(Stored data)
◆ ◆ ◆ ◆

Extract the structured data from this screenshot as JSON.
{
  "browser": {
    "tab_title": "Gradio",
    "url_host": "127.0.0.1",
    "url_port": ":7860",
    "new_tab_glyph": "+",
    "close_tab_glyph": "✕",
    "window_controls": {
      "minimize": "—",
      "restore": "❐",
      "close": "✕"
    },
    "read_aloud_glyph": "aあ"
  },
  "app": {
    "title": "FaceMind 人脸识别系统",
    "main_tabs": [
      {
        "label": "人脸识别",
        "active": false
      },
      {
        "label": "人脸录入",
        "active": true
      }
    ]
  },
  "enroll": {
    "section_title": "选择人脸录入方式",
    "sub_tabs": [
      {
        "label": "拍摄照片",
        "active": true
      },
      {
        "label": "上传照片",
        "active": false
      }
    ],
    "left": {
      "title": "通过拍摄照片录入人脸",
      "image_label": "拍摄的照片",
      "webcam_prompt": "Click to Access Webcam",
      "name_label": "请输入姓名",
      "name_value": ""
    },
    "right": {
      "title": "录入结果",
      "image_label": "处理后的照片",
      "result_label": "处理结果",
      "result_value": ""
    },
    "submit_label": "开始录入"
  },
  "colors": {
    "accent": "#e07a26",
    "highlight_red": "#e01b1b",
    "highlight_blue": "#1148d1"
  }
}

◆ ◆ ◆ ◆

**What you will do**. Copy down the material exactly as written.

**Solution to this task**.
Extract the structured data from this screenshot as JSON.
{
  "browser": {
    "tab_title": "Gradio",
    "url_host": "127.0.0.1",
    "url_port": ":7860",
    "new_tab_glyph": "+",
    "close_tab_glyph": "✕",
    "window_controls": {
      "minimize": "—",
      "restore": "❐",
      "close": "✕"
    },
    "read_aloud_glyph": "aあ"
  },
  "app": {
    "title": "FaceMind 人脸识别系统",
    "main_tabs": [
      {
        "label": "人脸识别",
        "active": false
      },
      {
        "label": "人脸录入",
        "active": true
      }
    ]
  },
  "enroll": {
    "section_title": "选择人脸录入方式",
    "sub_tabs": [
      {
        "label": "拍摄照片",
        "active": true
      },
      {
        "label": "上传照片",
        "active": false
      }
    ],
    "left": {
      "title": "通过拍摄照片录入人脸",
      "image_label": "拍摄的照片",
      "webcam_prompt": "Click to Access Webcam",
      "name_label": "请输入姓名",
      "name_value": ""
    },
    "right": {
      "title": "录入结果",
      "image_label": "处理后的照片",
      "result_label": "处理结果",
      "result_value": ""
    },
    "submit_label": "开始录入"
  },
  "colors": {
    "accent": "#e07a26",
    "highlight_red": "#e01b1b",
    "highlight_blue": "#1148d1"
  }
}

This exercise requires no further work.